THE PROBLEM :: Identify the lines that contain the word "clock", then copy them.

-----

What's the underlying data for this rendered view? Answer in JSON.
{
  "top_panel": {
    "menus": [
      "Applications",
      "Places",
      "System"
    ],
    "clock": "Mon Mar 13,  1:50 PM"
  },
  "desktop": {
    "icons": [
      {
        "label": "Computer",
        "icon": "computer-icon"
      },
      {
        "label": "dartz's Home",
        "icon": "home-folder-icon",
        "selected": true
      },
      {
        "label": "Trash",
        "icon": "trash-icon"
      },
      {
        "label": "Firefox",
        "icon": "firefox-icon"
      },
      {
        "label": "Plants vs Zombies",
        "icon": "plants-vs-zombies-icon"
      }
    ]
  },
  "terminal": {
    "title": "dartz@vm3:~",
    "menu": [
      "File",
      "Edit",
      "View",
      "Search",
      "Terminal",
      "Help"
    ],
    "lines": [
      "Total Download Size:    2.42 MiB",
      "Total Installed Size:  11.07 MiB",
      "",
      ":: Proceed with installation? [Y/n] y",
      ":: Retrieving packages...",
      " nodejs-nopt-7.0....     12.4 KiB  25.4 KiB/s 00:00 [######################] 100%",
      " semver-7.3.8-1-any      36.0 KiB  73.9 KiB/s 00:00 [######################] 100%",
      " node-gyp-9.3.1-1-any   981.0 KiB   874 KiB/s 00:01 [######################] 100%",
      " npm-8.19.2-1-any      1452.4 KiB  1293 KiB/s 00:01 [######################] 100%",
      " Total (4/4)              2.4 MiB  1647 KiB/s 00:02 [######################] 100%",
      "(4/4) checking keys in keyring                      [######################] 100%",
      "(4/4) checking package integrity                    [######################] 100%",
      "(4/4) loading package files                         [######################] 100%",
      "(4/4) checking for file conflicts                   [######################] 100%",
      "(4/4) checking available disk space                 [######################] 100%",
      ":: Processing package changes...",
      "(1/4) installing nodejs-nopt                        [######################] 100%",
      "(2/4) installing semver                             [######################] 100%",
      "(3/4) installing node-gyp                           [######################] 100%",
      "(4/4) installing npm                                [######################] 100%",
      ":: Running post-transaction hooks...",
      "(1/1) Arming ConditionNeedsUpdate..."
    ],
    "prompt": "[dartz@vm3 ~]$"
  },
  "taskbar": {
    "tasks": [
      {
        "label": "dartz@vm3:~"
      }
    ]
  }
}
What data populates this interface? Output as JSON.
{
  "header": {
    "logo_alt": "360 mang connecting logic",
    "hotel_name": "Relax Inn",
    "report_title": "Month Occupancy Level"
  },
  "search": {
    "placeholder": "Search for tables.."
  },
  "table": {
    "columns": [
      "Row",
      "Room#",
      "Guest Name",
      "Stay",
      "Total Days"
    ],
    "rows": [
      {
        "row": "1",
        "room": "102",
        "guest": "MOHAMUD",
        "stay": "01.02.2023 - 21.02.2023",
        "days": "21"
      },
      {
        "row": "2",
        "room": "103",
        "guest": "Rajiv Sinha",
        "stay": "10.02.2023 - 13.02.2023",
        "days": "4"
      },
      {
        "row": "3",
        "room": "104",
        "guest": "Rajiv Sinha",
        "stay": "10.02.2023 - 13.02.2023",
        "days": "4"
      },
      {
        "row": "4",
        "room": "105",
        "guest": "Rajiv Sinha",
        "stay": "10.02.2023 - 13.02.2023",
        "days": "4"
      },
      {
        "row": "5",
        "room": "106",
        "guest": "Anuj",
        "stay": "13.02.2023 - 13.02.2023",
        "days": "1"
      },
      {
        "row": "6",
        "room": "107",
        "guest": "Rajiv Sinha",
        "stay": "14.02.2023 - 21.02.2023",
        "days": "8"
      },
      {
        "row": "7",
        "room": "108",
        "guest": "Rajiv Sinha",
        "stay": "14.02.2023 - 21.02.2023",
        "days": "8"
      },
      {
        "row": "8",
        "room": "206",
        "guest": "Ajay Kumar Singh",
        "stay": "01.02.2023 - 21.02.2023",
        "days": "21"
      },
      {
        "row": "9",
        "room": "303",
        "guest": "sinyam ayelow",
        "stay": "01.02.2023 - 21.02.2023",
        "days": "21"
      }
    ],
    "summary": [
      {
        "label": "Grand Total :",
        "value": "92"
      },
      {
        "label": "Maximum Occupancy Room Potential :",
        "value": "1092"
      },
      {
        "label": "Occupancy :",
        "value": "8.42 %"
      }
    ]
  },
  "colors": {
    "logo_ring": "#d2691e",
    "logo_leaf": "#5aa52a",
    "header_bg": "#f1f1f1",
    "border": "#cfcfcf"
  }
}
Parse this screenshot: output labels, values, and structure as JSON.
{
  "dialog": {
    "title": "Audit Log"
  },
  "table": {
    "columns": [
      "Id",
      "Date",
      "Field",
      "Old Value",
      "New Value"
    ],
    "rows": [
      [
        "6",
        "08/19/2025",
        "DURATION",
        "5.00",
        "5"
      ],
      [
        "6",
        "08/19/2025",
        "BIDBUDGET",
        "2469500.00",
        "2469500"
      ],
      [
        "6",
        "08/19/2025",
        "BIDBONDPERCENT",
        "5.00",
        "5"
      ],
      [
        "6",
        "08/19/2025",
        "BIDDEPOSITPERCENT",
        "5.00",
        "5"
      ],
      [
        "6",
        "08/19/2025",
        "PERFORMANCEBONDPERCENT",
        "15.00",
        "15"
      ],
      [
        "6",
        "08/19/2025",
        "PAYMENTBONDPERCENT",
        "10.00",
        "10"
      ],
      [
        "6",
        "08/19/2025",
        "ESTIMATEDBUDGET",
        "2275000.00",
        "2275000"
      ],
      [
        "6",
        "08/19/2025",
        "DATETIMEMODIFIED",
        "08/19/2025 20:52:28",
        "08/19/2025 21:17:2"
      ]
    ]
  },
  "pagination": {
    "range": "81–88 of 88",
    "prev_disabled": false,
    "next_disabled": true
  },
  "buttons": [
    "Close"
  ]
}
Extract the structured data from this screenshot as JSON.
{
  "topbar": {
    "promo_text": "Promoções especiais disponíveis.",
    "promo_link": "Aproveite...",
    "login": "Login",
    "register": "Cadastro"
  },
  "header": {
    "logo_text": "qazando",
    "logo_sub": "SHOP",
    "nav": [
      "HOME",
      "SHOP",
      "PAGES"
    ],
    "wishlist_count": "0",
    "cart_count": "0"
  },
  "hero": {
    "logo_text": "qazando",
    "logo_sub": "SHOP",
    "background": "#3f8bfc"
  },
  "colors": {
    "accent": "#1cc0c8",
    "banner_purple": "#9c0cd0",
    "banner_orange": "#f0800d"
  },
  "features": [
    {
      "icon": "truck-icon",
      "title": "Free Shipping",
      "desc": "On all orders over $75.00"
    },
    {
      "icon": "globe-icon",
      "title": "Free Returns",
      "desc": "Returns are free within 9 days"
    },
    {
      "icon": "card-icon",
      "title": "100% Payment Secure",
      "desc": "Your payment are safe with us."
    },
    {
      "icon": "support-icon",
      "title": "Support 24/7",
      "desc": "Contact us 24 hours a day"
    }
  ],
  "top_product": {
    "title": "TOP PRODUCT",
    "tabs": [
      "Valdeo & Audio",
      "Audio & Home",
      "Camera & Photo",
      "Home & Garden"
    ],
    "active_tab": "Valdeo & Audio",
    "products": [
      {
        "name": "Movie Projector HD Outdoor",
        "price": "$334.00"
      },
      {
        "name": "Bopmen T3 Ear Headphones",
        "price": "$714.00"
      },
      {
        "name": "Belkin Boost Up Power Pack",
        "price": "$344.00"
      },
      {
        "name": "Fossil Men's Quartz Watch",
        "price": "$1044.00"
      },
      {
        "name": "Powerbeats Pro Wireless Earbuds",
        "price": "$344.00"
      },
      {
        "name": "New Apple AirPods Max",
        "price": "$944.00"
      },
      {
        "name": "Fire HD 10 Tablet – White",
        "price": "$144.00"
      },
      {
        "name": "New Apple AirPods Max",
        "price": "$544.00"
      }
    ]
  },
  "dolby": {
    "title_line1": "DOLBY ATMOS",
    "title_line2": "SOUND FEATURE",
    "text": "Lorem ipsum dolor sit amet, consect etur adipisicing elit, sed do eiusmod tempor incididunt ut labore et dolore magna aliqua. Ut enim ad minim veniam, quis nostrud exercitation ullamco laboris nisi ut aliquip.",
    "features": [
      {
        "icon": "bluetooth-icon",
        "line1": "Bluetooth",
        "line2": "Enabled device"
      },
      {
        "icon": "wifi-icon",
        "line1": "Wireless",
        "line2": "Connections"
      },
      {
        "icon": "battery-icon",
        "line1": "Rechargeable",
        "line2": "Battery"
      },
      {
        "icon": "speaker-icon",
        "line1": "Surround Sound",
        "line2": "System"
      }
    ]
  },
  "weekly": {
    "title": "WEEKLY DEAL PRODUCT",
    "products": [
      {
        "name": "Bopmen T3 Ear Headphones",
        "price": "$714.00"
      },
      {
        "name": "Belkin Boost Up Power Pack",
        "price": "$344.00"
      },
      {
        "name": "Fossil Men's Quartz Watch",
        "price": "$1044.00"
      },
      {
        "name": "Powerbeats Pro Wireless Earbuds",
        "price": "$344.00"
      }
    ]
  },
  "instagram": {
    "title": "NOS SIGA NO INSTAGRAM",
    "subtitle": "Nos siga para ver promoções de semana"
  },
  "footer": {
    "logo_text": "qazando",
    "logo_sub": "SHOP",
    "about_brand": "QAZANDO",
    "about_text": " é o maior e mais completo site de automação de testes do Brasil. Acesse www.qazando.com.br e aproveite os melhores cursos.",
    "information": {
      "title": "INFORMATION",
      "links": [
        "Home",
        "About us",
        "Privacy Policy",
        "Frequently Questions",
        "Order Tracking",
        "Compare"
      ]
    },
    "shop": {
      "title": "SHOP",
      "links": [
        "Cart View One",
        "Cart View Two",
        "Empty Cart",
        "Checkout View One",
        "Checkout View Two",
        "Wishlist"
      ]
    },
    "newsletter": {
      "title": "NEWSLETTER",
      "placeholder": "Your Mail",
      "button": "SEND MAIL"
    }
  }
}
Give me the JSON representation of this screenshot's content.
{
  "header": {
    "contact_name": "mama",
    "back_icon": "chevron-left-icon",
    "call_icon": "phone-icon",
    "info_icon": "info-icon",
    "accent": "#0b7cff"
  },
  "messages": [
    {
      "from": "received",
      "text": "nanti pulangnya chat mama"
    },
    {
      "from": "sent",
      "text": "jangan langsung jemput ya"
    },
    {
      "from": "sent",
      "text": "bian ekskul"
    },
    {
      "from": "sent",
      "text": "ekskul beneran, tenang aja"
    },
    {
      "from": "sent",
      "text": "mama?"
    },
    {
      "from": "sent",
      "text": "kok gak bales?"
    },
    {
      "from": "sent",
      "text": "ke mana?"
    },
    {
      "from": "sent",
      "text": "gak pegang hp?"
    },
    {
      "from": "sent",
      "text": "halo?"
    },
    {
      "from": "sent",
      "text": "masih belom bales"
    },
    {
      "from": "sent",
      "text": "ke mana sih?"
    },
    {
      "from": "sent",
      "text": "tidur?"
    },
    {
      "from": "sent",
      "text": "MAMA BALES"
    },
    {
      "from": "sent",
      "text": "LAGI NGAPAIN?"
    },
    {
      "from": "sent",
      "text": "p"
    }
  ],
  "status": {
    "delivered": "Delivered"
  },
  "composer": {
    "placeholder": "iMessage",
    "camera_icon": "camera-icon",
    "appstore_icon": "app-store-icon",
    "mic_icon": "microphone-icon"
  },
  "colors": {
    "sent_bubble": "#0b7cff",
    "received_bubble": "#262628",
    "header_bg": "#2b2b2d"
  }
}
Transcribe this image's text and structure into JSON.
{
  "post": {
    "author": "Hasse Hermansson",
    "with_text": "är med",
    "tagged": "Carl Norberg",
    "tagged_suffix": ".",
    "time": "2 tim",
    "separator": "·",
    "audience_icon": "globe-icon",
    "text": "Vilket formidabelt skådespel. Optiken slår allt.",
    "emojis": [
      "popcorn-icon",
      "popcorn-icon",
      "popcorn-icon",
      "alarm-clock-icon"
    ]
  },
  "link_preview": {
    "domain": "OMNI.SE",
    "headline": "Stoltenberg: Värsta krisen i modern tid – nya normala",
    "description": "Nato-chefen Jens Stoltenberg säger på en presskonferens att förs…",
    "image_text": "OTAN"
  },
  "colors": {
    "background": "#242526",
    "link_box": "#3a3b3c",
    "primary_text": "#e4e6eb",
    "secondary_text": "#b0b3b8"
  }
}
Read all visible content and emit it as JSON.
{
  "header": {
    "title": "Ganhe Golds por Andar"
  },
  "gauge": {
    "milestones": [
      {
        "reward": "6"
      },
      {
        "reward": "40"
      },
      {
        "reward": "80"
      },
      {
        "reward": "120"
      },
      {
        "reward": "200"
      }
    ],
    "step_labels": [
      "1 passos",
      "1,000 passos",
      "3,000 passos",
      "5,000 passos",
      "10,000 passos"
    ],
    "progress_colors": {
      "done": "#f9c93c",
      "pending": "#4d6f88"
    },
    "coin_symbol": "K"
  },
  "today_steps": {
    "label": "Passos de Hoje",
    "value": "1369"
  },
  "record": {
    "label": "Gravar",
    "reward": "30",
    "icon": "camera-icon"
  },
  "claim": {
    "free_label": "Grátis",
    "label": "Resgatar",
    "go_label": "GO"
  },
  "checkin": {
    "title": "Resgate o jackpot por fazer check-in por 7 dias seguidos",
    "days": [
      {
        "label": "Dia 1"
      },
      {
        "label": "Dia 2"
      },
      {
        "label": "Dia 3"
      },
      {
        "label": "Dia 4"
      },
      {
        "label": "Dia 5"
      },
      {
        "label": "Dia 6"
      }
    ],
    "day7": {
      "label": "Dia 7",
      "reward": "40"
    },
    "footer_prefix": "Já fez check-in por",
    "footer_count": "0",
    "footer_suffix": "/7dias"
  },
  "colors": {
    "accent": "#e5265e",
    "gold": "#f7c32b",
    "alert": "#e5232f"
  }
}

-----

RESPONSE TO THE EXERCISE ::
    "clock": "Mon Mar 13,  1:50 PM"
      "alarm-clock-icon"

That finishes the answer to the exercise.